-------- RECORD SET --------

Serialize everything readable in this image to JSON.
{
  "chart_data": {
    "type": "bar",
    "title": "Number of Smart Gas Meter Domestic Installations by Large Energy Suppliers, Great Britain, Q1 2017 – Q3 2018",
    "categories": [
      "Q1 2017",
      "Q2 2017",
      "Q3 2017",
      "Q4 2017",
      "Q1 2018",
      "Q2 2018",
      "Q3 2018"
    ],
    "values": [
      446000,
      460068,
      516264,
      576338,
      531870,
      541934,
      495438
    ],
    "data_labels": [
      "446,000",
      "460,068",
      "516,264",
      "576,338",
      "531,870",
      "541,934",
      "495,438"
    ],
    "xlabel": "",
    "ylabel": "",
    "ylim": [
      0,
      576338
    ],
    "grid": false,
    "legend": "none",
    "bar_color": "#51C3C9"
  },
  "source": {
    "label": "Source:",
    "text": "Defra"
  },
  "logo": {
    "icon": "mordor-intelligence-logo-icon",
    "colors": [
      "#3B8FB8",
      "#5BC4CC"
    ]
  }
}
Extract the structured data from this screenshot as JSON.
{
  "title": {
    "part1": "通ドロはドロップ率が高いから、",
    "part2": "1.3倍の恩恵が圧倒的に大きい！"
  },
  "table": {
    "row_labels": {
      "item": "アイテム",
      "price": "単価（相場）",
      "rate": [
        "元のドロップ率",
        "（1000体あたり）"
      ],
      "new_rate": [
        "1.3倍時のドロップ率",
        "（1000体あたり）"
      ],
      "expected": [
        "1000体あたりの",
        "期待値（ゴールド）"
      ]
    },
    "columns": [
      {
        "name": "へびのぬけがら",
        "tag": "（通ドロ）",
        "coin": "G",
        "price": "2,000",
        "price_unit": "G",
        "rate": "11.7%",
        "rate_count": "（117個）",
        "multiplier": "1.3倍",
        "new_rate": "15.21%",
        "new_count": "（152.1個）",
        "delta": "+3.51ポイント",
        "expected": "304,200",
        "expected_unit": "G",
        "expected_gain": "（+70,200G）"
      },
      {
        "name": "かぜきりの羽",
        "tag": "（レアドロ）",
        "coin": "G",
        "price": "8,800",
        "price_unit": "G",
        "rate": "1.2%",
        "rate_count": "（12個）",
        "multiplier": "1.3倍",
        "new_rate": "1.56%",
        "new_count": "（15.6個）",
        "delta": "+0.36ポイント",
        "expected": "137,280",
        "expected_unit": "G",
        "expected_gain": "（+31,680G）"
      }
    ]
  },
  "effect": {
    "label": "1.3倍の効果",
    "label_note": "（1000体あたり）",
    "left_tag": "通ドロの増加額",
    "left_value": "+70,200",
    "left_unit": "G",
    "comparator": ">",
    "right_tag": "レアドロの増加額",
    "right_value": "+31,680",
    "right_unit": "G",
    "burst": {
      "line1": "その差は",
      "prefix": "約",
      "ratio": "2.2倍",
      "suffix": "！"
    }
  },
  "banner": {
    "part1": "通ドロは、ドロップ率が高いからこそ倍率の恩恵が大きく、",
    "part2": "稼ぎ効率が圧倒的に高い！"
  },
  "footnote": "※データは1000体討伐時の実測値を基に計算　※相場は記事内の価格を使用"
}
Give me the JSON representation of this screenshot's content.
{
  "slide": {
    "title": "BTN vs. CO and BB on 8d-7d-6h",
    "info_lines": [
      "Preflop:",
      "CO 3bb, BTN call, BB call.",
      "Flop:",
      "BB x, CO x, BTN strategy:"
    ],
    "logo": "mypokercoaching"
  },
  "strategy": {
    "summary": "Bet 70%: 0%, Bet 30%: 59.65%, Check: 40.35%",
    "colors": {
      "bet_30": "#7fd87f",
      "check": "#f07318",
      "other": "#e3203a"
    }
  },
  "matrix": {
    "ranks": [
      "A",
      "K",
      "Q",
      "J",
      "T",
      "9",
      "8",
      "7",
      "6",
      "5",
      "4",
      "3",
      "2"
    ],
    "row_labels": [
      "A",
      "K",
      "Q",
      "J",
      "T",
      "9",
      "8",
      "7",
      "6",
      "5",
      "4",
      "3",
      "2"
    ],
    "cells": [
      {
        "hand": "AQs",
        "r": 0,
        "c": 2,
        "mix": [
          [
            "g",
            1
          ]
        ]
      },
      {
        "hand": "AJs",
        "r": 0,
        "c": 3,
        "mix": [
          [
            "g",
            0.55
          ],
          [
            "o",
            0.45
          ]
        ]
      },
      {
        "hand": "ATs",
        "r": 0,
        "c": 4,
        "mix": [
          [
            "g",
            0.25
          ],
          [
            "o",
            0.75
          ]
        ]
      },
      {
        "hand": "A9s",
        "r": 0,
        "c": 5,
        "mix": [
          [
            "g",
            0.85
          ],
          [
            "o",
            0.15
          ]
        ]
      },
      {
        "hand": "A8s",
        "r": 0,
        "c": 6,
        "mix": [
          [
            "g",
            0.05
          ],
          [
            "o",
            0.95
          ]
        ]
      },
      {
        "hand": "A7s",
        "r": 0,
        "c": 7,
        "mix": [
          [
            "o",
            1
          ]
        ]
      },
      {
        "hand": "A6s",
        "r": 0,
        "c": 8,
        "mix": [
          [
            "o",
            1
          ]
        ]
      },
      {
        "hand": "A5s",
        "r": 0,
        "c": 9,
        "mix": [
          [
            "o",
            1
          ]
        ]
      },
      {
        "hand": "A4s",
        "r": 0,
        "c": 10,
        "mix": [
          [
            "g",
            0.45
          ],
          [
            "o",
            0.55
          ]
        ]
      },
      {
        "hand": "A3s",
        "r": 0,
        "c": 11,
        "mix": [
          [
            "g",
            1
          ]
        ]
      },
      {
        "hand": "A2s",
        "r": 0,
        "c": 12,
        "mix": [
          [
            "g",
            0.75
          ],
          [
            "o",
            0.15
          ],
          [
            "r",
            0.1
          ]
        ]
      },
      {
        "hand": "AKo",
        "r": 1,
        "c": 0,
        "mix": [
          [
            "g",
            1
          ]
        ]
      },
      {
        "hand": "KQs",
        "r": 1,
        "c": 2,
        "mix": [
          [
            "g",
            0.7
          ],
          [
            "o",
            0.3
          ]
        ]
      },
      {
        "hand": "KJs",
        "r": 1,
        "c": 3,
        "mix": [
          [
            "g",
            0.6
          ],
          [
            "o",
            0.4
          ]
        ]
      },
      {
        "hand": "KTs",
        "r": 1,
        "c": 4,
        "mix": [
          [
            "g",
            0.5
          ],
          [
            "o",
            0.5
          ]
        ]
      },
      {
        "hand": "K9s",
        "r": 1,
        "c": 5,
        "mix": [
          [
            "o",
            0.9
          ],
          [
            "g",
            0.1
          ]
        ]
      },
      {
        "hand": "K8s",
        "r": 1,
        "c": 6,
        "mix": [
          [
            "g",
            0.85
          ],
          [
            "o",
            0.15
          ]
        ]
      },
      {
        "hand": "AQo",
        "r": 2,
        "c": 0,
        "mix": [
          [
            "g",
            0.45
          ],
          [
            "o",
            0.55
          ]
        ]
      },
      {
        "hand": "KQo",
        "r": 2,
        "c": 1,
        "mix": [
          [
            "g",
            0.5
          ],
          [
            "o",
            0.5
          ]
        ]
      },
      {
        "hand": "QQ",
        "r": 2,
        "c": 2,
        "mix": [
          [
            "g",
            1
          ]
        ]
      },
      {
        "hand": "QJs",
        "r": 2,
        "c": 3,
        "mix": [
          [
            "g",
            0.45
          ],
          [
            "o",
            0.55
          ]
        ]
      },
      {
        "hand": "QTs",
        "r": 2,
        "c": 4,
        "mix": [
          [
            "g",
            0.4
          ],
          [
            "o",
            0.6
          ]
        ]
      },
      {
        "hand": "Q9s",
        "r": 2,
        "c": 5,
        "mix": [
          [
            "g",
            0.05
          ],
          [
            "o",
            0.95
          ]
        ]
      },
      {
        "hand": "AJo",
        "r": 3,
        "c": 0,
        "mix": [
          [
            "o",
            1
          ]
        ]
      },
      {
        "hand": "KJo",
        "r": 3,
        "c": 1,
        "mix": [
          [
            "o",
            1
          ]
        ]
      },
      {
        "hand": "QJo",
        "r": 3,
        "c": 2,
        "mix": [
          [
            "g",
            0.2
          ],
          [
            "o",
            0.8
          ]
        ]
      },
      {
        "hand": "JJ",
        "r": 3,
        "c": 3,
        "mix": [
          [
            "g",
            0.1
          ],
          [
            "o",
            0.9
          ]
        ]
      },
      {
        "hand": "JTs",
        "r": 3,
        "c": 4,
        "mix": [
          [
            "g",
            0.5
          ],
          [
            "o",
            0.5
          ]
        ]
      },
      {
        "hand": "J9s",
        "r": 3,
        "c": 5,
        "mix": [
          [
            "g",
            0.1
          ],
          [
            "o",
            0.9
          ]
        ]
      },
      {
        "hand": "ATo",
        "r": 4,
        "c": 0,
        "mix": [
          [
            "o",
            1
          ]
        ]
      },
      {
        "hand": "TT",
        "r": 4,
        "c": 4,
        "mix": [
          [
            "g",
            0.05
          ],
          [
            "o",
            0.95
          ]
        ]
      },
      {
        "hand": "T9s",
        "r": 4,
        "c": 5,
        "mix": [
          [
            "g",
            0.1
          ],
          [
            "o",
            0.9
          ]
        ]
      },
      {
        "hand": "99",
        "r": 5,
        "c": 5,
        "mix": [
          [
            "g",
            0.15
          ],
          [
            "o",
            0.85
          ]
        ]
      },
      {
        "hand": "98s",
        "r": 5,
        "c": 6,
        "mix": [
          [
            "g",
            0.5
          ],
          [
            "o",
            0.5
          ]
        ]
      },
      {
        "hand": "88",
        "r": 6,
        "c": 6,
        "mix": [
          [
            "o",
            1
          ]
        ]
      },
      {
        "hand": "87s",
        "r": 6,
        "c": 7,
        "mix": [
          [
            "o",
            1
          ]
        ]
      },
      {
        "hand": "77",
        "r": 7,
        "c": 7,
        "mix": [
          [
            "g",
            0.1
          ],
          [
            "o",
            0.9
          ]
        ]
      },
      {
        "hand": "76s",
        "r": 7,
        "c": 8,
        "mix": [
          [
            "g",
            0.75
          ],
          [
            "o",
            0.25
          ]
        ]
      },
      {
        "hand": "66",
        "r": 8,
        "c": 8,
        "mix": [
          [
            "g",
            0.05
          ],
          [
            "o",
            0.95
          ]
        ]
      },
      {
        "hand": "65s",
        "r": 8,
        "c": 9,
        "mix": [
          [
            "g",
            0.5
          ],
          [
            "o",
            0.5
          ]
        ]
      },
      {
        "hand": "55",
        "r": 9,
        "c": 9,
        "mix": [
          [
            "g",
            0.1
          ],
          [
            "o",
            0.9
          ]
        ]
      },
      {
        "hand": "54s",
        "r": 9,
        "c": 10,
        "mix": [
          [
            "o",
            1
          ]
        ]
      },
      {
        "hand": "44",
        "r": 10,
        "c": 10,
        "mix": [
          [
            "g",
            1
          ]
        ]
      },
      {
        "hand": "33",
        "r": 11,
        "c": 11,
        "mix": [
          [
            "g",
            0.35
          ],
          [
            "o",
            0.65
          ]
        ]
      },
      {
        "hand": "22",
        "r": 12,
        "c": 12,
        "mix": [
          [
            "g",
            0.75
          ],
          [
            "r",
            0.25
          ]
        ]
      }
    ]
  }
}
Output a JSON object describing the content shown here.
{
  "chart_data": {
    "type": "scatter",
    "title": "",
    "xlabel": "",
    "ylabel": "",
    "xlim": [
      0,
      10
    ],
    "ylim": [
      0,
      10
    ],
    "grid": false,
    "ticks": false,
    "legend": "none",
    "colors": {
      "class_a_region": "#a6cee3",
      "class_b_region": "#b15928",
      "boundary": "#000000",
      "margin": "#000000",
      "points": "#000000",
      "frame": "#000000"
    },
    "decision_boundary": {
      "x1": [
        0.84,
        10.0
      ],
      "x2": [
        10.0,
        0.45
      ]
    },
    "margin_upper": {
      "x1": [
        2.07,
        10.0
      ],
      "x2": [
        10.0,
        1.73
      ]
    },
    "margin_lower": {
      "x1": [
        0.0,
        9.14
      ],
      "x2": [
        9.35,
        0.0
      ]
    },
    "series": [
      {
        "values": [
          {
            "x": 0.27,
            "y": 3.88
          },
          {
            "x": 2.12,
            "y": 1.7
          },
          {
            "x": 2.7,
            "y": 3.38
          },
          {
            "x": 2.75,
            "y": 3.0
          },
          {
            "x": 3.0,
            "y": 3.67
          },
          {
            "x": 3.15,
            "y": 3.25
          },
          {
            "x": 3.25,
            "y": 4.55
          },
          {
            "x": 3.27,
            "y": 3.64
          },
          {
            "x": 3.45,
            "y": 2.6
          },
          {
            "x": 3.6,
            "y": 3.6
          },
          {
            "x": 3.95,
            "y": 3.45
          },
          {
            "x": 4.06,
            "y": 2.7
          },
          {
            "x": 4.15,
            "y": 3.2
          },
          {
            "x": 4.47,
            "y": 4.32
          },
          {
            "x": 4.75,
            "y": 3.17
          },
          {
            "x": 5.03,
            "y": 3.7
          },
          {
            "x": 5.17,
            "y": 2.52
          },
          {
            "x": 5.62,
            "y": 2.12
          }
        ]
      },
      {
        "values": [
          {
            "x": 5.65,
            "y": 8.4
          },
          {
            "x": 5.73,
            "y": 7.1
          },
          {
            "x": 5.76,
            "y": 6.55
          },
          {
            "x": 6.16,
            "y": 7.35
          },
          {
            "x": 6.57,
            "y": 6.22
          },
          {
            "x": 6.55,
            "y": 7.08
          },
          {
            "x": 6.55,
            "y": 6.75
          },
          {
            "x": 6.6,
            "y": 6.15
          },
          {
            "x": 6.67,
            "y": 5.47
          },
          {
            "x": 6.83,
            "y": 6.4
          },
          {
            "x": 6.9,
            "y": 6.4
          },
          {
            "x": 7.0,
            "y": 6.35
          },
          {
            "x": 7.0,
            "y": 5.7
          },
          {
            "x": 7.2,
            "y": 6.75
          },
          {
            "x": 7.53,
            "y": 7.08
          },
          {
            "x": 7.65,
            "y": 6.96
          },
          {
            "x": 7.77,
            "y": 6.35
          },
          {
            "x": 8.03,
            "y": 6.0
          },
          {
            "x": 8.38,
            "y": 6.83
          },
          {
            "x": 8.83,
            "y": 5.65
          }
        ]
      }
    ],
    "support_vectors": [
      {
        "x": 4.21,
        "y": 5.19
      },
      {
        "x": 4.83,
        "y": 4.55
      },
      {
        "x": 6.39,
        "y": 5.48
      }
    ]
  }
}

--------

Pick out all lines from the data above in which the word "content" appears.

FULL RESPONSE >>
Give me the JSON representation of this screenshot's content.
Output a JSON object describing the content shown here.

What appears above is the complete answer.